[EXTRACTED INFORMATION start]

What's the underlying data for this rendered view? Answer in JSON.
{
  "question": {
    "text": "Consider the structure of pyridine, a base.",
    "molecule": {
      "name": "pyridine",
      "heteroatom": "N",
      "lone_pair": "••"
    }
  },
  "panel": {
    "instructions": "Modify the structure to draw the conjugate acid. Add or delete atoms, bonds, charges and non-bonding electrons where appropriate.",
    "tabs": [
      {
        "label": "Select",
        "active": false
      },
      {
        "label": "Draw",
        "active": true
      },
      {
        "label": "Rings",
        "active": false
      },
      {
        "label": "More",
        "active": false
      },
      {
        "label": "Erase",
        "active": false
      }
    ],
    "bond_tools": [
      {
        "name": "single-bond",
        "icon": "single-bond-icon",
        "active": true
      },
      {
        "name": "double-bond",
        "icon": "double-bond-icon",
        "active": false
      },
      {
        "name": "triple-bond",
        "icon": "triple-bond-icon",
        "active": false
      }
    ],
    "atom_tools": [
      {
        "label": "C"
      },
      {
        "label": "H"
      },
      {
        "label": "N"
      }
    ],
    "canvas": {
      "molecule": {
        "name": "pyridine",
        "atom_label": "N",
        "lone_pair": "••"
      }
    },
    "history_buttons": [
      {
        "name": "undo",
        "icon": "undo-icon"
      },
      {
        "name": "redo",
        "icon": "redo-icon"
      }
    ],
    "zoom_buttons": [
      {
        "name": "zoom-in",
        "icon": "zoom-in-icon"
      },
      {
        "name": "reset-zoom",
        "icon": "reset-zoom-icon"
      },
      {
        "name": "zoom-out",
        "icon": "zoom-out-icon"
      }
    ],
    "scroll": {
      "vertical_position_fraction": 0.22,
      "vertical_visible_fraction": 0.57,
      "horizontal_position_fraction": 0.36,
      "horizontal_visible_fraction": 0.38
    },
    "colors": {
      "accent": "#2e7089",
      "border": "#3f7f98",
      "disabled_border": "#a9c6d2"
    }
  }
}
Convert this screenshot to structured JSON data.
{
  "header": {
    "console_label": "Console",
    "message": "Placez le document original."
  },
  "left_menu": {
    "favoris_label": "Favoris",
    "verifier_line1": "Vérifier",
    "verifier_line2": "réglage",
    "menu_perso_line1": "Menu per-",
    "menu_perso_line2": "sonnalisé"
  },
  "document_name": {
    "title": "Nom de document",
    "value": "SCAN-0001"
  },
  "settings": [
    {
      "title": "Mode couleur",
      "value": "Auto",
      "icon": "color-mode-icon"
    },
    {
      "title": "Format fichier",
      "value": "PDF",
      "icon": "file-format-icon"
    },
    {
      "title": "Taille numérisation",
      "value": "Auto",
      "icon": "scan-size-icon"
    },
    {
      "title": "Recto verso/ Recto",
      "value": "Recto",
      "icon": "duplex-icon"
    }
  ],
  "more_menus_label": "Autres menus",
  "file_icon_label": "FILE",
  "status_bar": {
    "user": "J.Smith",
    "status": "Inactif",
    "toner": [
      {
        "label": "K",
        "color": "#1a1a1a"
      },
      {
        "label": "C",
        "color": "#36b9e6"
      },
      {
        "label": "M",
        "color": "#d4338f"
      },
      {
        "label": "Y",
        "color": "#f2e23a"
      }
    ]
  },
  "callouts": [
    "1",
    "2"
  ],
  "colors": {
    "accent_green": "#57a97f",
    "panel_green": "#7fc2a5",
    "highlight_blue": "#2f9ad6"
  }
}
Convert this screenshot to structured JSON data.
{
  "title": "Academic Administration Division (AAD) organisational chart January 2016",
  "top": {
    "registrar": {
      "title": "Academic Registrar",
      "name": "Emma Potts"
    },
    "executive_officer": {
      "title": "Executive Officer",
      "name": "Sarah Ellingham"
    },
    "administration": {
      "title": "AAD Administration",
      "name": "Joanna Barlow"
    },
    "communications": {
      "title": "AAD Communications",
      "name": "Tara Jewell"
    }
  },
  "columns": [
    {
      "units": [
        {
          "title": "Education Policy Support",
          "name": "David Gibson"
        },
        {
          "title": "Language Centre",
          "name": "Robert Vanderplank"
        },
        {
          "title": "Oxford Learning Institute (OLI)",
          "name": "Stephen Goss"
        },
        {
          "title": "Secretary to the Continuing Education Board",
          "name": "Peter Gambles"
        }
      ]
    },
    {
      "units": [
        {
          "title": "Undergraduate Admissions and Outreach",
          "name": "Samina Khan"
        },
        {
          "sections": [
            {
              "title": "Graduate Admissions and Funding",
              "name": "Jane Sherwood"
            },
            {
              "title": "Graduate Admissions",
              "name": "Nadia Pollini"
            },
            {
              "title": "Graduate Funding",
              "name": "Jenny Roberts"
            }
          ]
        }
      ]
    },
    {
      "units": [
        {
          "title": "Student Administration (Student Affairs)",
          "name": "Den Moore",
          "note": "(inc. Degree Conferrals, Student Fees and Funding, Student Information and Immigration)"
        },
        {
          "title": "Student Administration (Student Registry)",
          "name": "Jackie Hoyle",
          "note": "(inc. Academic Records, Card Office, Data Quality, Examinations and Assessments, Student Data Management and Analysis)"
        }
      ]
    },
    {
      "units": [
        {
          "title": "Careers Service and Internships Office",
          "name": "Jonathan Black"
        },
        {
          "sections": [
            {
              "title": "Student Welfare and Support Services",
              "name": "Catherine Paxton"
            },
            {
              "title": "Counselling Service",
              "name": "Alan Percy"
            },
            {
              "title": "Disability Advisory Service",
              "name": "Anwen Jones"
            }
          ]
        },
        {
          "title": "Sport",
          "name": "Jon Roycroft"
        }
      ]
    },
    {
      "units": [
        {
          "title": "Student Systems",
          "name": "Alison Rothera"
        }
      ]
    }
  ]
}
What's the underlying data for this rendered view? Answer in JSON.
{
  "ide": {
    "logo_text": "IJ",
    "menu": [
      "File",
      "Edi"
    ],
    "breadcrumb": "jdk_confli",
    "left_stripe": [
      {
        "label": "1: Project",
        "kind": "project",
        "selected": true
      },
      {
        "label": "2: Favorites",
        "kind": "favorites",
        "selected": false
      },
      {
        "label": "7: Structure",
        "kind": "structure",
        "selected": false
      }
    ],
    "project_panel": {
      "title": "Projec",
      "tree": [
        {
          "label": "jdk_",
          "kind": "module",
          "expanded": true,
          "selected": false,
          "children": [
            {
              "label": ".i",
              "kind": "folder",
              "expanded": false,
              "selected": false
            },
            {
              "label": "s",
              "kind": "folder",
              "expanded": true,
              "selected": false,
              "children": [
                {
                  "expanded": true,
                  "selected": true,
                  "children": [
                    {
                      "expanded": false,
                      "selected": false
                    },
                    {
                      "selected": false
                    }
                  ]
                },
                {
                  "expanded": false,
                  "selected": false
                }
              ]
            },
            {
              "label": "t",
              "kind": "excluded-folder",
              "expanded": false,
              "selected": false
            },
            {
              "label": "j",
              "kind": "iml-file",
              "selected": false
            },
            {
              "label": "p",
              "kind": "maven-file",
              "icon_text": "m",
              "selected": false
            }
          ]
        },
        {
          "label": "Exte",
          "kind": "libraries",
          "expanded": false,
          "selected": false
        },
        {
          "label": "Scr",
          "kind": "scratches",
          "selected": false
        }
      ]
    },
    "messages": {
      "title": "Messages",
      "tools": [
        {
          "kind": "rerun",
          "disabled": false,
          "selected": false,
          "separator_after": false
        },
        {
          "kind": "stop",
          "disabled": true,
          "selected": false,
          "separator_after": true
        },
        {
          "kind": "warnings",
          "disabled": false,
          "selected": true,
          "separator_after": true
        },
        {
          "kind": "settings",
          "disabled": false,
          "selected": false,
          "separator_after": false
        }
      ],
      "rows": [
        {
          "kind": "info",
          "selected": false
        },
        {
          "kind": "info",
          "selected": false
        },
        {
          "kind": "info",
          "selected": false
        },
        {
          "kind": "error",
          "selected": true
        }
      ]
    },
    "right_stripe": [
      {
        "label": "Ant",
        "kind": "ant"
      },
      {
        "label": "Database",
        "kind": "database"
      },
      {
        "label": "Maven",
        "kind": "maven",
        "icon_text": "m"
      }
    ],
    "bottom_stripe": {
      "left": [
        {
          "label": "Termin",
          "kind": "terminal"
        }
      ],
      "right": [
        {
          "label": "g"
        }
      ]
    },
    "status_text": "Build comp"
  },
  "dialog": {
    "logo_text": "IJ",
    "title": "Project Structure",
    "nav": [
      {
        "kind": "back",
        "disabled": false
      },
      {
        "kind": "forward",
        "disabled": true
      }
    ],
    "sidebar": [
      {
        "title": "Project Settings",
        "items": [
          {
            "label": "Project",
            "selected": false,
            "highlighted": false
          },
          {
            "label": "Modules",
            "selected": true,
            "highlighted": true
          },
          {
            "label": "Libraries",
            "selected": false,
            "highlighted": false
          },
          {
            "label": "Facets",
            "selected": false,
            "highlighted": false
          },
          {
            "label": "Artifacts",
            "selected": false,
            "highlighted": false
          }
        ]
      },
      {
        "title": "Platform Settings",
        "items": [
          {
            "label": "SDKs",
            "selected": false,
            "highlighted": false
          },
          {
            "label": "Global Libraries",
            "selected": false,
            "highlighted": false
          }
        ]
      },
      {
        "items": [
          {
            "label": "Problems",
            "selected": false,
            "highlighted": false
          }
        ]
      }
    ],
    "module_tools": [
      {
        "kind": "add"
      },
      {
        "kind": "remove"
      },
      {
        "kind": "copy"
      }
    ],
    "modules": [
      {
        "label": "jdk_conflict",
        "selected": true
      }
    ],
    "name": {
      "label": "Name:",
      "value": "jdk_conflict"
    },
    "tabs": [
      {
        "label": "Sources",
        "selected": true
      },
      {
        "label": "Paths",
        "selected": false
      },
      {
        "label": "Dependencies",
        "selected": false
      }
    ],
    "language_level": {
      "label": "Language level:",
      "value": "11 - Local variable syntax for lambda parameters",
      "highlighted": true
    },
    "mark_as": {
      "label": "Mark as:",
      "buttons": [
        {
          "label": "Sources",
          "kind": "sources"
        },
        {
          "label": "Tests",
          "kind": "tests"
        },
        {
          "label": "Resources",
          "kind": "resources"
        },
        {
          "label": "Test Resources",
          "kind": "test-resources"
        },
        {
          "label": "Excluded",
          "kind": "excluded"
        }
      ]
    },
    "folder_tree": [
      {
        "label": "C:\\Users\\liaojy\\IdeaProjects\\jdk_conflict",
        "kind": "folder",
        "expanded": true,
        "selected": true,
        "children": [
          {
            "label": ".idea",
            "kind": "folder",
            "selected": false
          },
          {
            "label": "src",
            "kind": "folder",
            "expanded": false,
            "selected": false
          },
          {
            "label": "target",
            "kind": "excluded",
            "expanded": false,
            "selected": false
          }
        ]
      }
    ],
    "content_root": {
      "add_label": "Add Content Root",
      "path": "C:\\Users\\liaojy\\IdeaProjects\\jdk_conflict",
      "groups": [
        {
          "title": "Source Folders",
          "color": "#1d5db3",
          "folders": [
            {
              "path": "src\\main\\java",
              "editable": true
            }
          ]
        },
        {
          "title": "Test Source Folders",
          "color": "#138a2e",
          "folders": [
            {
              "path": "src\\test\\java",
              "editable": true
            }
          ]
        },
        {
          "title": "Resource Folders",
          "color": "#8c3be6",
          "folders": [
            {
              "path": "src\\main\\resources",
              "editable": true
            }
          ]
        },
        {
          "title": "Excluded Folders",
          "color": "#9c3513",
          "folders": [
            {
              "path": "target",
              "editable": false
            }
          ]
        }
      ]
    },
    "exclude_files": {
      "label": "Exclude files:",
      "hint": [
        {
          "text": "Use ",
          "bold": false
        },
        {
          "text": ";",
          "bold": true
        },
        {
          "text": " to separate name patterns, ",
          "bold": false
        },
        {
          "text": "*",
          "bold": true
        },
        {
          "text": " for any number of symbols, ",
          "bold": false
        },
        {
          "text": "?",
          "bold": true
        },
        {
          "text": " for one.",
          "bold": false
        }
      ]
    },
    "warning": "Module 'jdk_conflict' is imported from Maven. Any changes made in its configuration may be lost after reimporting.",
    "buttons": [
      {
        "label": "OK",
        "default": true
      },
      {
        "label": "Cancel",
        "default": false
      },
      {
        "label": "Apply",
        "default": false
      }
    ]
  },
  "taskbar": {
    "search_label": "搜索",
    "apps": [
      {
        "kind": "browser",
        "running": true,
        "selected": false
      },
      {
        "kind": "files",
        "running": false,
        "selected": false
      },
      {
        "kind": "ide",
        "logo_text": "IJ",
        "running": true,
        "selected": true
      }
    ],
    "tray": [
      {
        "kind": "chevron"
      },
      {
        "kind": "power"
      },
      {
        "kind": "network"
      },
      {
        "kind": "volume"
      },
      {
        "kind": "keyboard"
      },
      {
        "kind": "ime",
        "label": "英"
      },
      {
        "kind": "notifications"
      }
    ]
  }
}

[EXTRACTED INFORMATION end]

Above are the records; copy every line in them that holds the word "Academic".

§ **SOLUTION**
  "title": "Academic Administration Division (AAD) organisational chart January 2016",
      "title": "Academic Registrar",
          "note": "(inc. Academic Records, Card Office, Data Quality, Examinations and Assessments, Student Data Management and Analysis)"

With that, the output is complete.